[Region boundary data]
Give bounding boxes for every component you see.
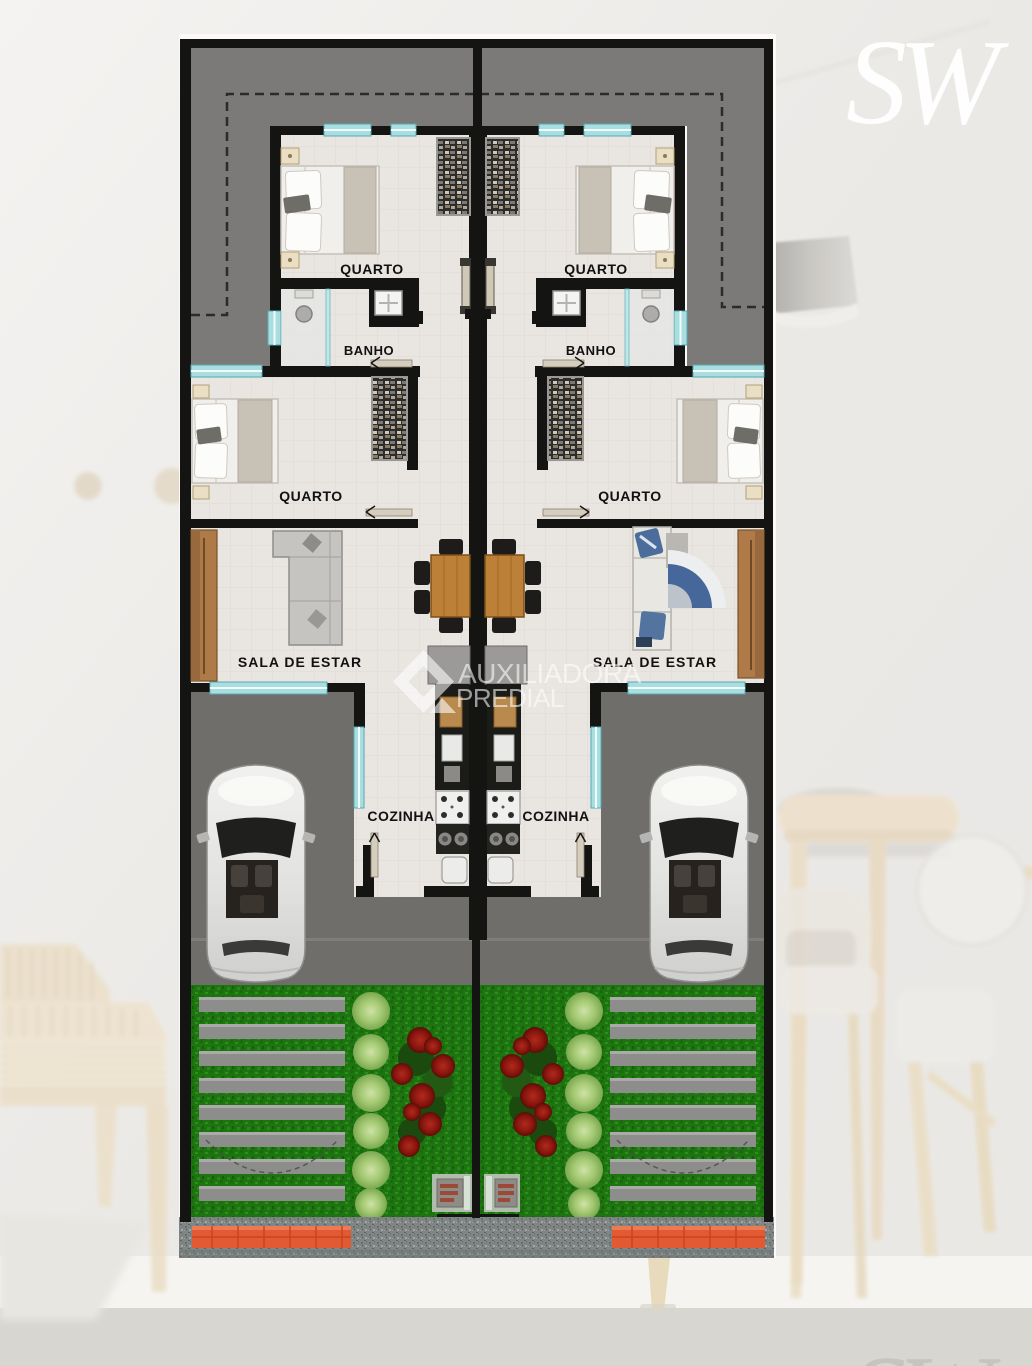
svg-text:PREDIAL: PREDIAL xyxy=(456,683,564,713)
svg-text:QUARTO: QUARTO xyxy=(340,261,403,277)
svg-text:SW: SW xyxy=(850,1334,1001,1366)
svg-text:SW: SW xyxy=(846,15,1009,150)
svg-text:SALA DE ESTAR: SALA DE ESTAR xyxy=(238,654,362,670)
svg-text:COZINHA: COZINHA xyxy=(522,808,589,824)
svg-text:QUARTO: QUARTO xyxy=(598,488,661,504)
svg-text:QUARTO: QUARTO xyxy=(564,261,627,277)
svg-text:QUARTO: QUARTO xyxy=(279,488,342,504)
svg-text:BANHO: BANHO xyxy=(566,343,616,358)
svg-text:BANHO: BANHO xyxy=(344,343,394,358)
svg-text:COZINHA: COZINHA xyxy=(367,808,434,824)
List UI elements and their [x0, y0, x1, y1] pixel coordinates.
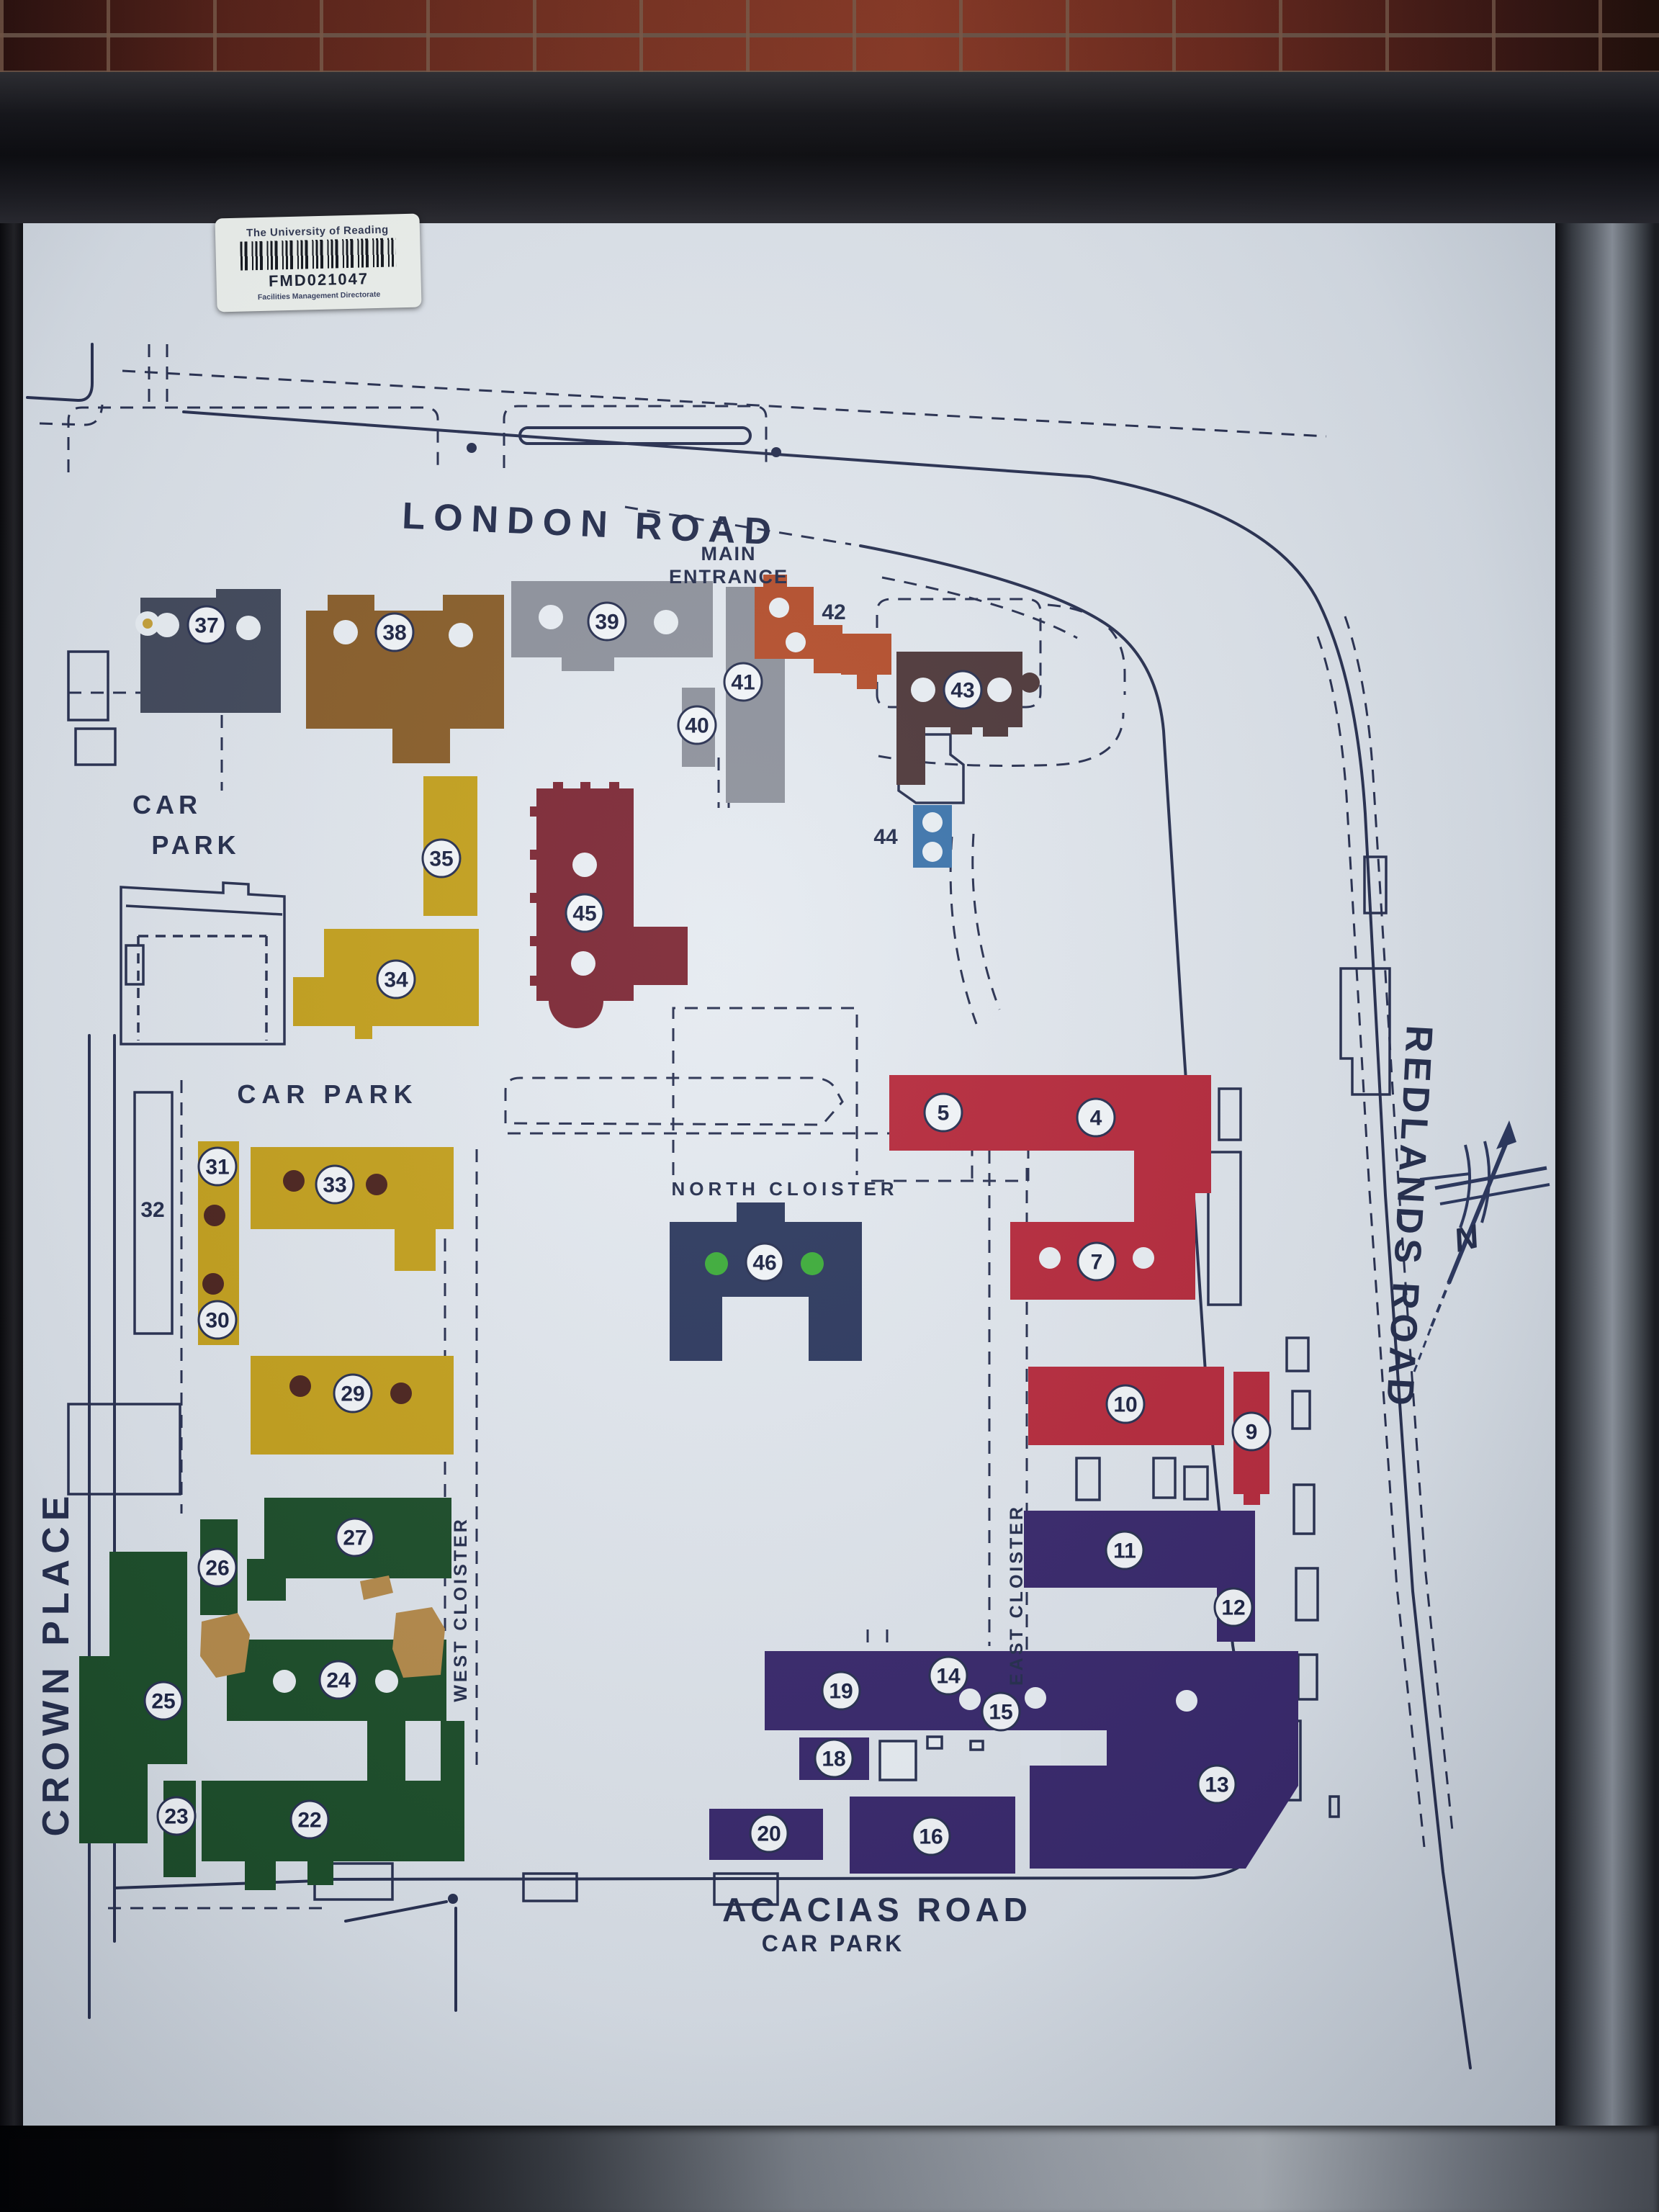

**To do**. Rewrite every line of the records above as a numbered list, skipping blank lines and leaving out the pictures.

**Task solution**.
1. Give bounding boxes for every component you see.
2. svg-text:PREDIAL: PREDIAL xyxy=(456,683,564,713)
3. svg-text:QUARTO: QUARTO xyxy=(340,261,403,277)
4. svg-text:SW: SW xyxy=(850,1334,1001,1366)
5. svg-text:SW: SW xyxy=(846,15,1009,150)
6. svg-text:SALA DE ESTAR: SALA DE ESTAR xyxy=(238,654,362,670)
7. svg-text:COZINHA: COZINHA xyxy=(522,808,589,824)
8. svg-text:QUARTO: QUARTO xyxy=(598,488,661,504)
9. svg-text:QUARTO: QUARTO xyxy=(564,261,627,277)
10. svg-text:QUARTO: QUARTO xyxy=(279,488,342,504)
11. svg-text:BANHO: BANHO xyxy=(566,343,616,358)
12. svg-text:BANHO: BANHO xyxy=(344,343,394,358)
13. svg-text:COZINHA: COZINHA xyxy=(367,808,434,824)
14. List UI elements and their [x0, y0, x1, y1] pixel coordinates.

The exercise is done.